─── MATERIAL PROVIDED
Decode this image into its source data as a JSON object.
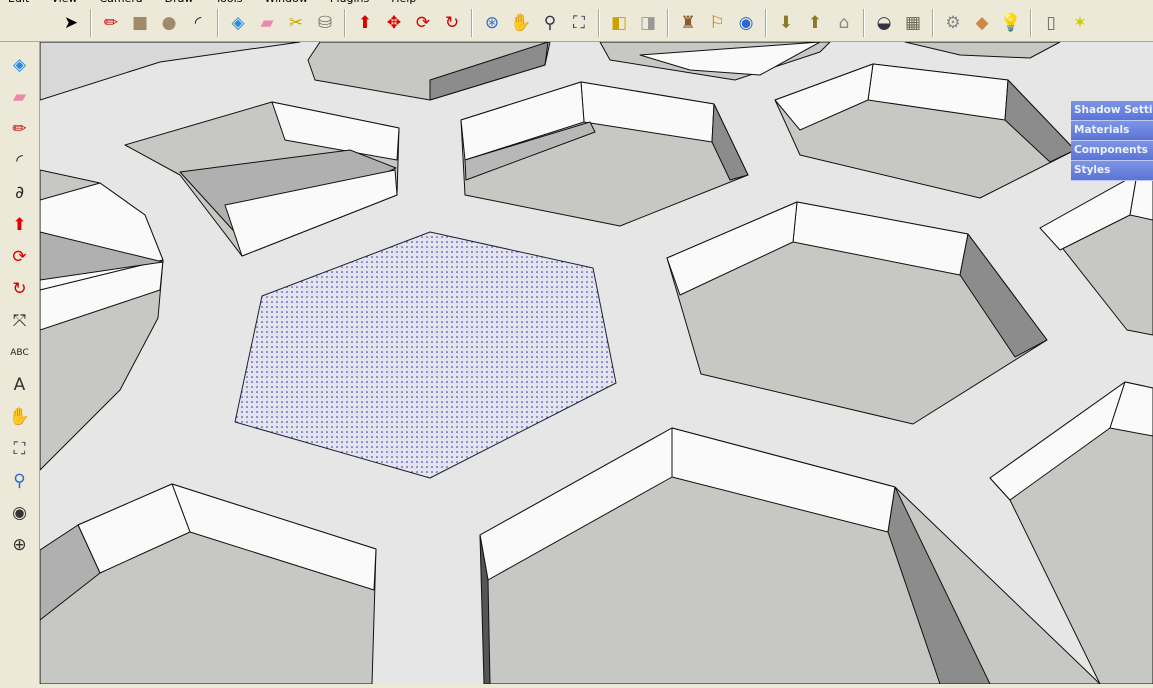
{
  "menu": [
    "Edit",
    "View",
    "Camera",
    "Draw",
    "Tools",
    "Window",
    "Plugins",
    "Help"
  ],
  "toolbar": [
    {
      "name": "select-icon",
      "glyph": "➤",
      "color": "#000"
    },
    {
      "sep": true
    },
    {
      "name": "pencil-icon",
      "glyph": "✏",
      "color": "#c00"
    },
    {
      "name": "rectangle-icon",
      "glyph": "■",
      "color": "#a08a6a"
    },
    {
      "name": "circle-icon",
      "glyph": "●",
      "color": "#a08a6a"
    },
    {
      "name": "arc-icon",
      "glyph": "◜",
      "color": "#222"
    },
    {
      "sep": true
    },
    {
      "name": "make-component-icon",
      "glyph": "◈",
      "color": "#2a8ae0"
    },
    {
      "name": "eraser-icon",
      "glyph": "▰",
      "color": "#e88aa8"
    },
    {
      "name": "tape-measure-icon",
      "glyph": "✂",
      "color": "#c9a400"
    },
    {
      "name": "paint-bucket-icon",
      "glyph": "⛁",
      "color": "#777"
    },
    {
      "sep": true
    },
    {
      "name": "push-pull-icon",
      "glyph": "⬆",
      "color": "#d00"
    },
    {
      "name": "move-icon",
      "glyph": "✥",
      "color": "#d00"
    },
    {
      "name": "rotate-icon",
      "glyph": "⟳",
      "color": "#d00"
    },
    {
      "name": "follow-me-icon",
      "glyph": "↻",
      "color": "#c00"
    },
    {
      "sep": true
    },
    {
      "name": "orbit-icon",
      "glyph": "⊛",
      "color": "#2a6ad0"
    },
    {
      "name": "pan-icon",
      "glyph": "✋",
      "color": "#555"
    },
    {
      "name": "zoom-icon",
      "glyph": "⚲",
      "color": "#335"
    },
    {
      "name": "zoom-extents-icon",
      "glyph": "⛶",
      "color": "#335"
    },
    {
      "sep": true
    },
    {
      "name": "previous-view-icon",
      "glyph": "◧",
      "color": "#c9a400"
    },
    {
      "name": "next-view-icon",
      "glyph": "◨",
      "color": "#999"
    },
    {
      "sep": true
    },
    {
      "name": "place-model-icon",
      "glyph": "♜",
      "color": "#8a5a2a"
    },
    {
      "name": "get-models-icon",
      "glyph": "⚐",
      "color": "#c87800"
    },
    {
      "name": "google-earth-icon",
      "glyph": "◉",
      "color": "#2a6ad0"
    },
    {
      "sep": true
    },
    {
      "name": "get-current-view-icon",
      "glyph": "⬇",
      "color": "#8a7a2a"
    },
    {
      "name": "toggle-terrain-icon",
      "glyph": "⬆",
      "color": "#8a7a2a"
    },
    {
      "name": "share-model-icon",
      "glyph": "⌂",
      "color": "#888"
    },
    {
      "sep": true
    },
    {
      "name": "shadows-icon",
      "glyph": "◒",
      "color": "#334"
    },
    {
      "name": "styles-icon",
      "glyph": "▦",
      "color": "#665"
    },
    {
      "sep": true
    },
    {
      "name": "settings-icon",
      "glyph": "⚙",
      "color": "#888"
    },
    {
      "name": "materials-icon",
      "glyph": "◆",
      "color": "#c84"
    },
    {
      "name": "lightbulb-icon",
      "glyph": "💡",
      "color": "#ee0"
    },
    {
      "sep": true
    },
    {
      "name": "outliner-icon",
      "glyph": "▯",
      "color": "#666"
    },
    {
      "name": "axes-icon",
      "glyph": "✶",
      "color": "#cc0"
    }
  ],
  "lefttools": [
    {
      "name": "make-component-icon",
      "glyph": "◈",
      "color": "#2a8ae0"
    },
    {
      "name": "eraser-icon",
      "glyph": "▰",
      "color": "#e88aa8"
    },
    {
      "name": "pencil-icon",
      "glyph": "✏",
      "color": "#c00"
    },
    {
      "name": "arc-icon",
      "glyph": "◜",
      "color": "#222"
    },
    {
      "name": "freehand-icon",
      "glyph": "∂",
      "color": "#222"
    },
    {
      "name": "push-pull-icon",
      "glyph": "⬆",
      "color": "#d00"
    },
    {
      "name": "rotate-icon",
      "glyph": "⟳",
      "color": "#d00"
    },
    {
      "name": "follow-me-icon",
      "glyph": "↻",
      "color": "#c00"
    },
    {
      "name": "dimension-icon",
      "glyph": "⤧",
      "color": "#222"
    },
    {
      "name": "text-label-icon",
      "glyph": "ABC",
      "color": "#222"
    },
    {
      "name": "3d-text-icon",
      "glyph": "A",
      "color": "#333"
    },
    {
      "name": "pan-icon",
      "glyph": "✋",
      "color": "#555"
    },
    {
      "name": "zoom-extents-icon",
      "glyph": "⛶",
      "color": "#335"
    },
    {
      "name": "position-camera-icon",
      "glyph": "⚲",
      "color": "#2a6ad0"
    },
    {
      "name": "look-around-icon",
      "glyph": "◉",
      "color": "#333"
    },
    {
      "name": "section-plane-icon",
      "glyph": "⊕",
      "color": "#333"
    }
  ],
  "trays": [
    "Shadow Settings",
    "Materials",
    "Components",
    "Styles"
  ],
  "colors": {
    "ground": "#e6e6e6",
    "floor": "#c7c7c4",
    "wall": "#fafafa",
    "darkwall": "#8c8c8c",
    "selection": "#2a2ab0",
    "tray": "#6a82de"
  }
}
──────
* _WHAT IS REQUIRED_
Copy the listing exactly. Any image in it stays out of the copy.

* _REPLY TO THE EXERCISE_
Decode this image into its source data as a JSON object.
{
  "menu": [
    "Edit",
    "View",
    "Camera",
    "Draw",
    "Tools",
    "Window",
    "Plugins",
    "Help"
  ],
  "toolbar": [
    {
      "name": "select-icon",
      "glyph": "➤",
      "color": "#000"
    },
    {
      "sep": true
    },
    {
      "name": "pencil-icon",
      "glyph": "✏",
      "color": "#c00"
    },
    {
      "name": "rectangle-icon",
      "glyph": "■",
      "color": "#a08a6a"
    },
    {
      "name": "circle-icon",
      "glyph": "●",
      "color": "#a08a6a"
    },
    {
      "name": "arc-icon",
      "glyph": "◜",
      "color": "#222"
    },
    {
      "sep": true
    },
    {
      "name": "make-component-icon",
      "glyph": "◈",
      "color": "#2a8ae0"
    },
    {
      "name": "eraser-icon",
      "glyph": "▰",
      "color": "#e88aa8"
    },
    {
      "name": "tape-measure-icon",
      "glyph": "✂",
      "color": "#c9a400"
    },
    {
      "name": "paint-bucket-icon",
      "glyph": "⛁",
      "color": "#777"
    },
    {
      "sep": true
    },
    {
      "name": "push-pull-icon",
      "glyph": "⬆",
      "color": "#d00"
    },
    {
      "name": "move-icon",
      "glyph": "✥",
      "color": "#d00"
    },
    {
      "name": "rotate-icon",
      "glyph": "⟳",
      "color": "#d00"
    },
    {
      "name": "follow-me-icon",
      "glyph": "↻",
      "color": "#c00"
    },
    {
      "sep": true
    },
    {
      "name": "orbit-icon",
      "glyph": "⊛",
      "color": "#2a6ad0"
    },
    {
      "name": "pan-icon",
      "glyph": "✋",
      "color": "#555"
    },
    {
      "name": "zoom-icon",
      "glyph": "⚲",
      "color": "#335"
    },
    {
      "name": "zoom-extents-icon",
      "glyph": "⛶",
      "color": "#335"
    },
    {
      "sep": true
    },
    {
      "name": "previous-view-icon",
      "glyph": "◧",
      "color": "#c9a400"
    },
    {
      "name": "next-view-icon",
      "glyph": "◨",
      "color": "#999"
    },
    {
      "sep": true
    },
    {
      "name": "place-model-icon",
      "glyph": "♜",
      "color": "#8a5a2a"
    },
    {
      "name": "get-models-icon",
      "glyph": "⚐",
      "color": "#c87800"
    },
    {
      "name": "google-earth-icon",
      "glyph": "◉",
      "color": "#2a6ad0"
    },
    {
      "sep": true
    },
    {
      "name": "get-current-view-icon",
      "glyph": "⬇",
      "color": "#8a7a2a"
    },
    {
      "name": "toggle-terrain-icon",
      "glyph": "⬆",
      "color": "#8a7a2a"
    },
    {
      "name": "share-model-icon",
      "glyph": "⌂",
      "color": "#888"
    },
    {
      "sep": true
    },
    {
      "name": "shadows-icon",
      "glyph": "◒",
      "color": "#334"
    },
    {
      "name": "styles-icon",
      "glyph": "▦",
      "color": "#665"
    },
    {
      "sep": true
    },
    {
      "name": "settings-icon",
      "glyph": "⚙",
      "color": "#888"
    },
    {
      "name": "materials-icon",
      "glyph": "◆",
      "color": "#c84"
    },
    {
      "name": "lightbulb-icon",
      "glyph": "💡",
      "color": "#ee0"
    },
    {
      "sep": true
    },
    {
      "name": "outliner-icon",
      "glyph": "▯",
      "color": "#666"
    },
    {
      "name": "axes-icon",
      "glyph": "✶",
      "color": "#cc0"
    }
  ],
  "lefttools": [
    {
      "name": "make-component-icon",
      "glyph": "◈",
      "color": "#2a8ae0"
    },
    {
      "name": "eraser-icon",
      "glyph": "▰",
      "color": "#e88aa8"
    },
    {
      "name": "pencil-icon",
      "glyph": "✏",
      "color": "#c00"
    },
    {
      "name": "arc-icon",
      "glyph": "◜",
      "color": "#222"
    },
    {
      "name": "freehand-icon",
      "glyph": "∂",
      "color": "#222"
    },
    {
      "name": "push-pull-icon",
      "glyph": "⬆",
      "color": "#d00"
    },
    {
      "name": "rotate-icon",
      "glyph": "⟳",
      "color": "#d00"
    },
    {
      "name": "follow-me-icon",
      "glyph": "↻",
      "color": "#c00"
    },
    {
      "name": "dimension-icon",
      "glyph": "⤧",
      "color": "#222"
    },
    {
      "name": "text-label-icon",
      "glyph": "ABC",
      "color": "#222"
    },
    {
      "name": "3d-text-icon",
      "glyph": "A",
      "color": "#333"
    },
    {
      "name": "pan-icon",
      "glyph": "✋",
      "color": "#555"
    },
    {
      "name": "zoom-extents-icon",
      "glyph": "⛶",
      "color": "#335"
    },
    {
      "name": "position-camera-icon",
      "glyph": "⚲",
      "color": "#2a6ad0"
    },
    {
      "name": "look-around-icon",
      "glyph": "◉",
      "color": "#333"
    },
    {
      "name": "section-plane-icon",
      "glyph": "⊕",
      "color": "#333"
    }
  ],
  "trays": [
    "Shadow Settings",
    "Materials",
    "Components",
    "Styles"
  ],
  "colors": {
    "ground": "#e6e6e6",
    "floor": "#c7c7c4",
    "wall": "#fafafa",
    "darkwall": "#8c8c8c",
    "selection": "#2a2ab0",
    "tray": "#6a82de"
  }
}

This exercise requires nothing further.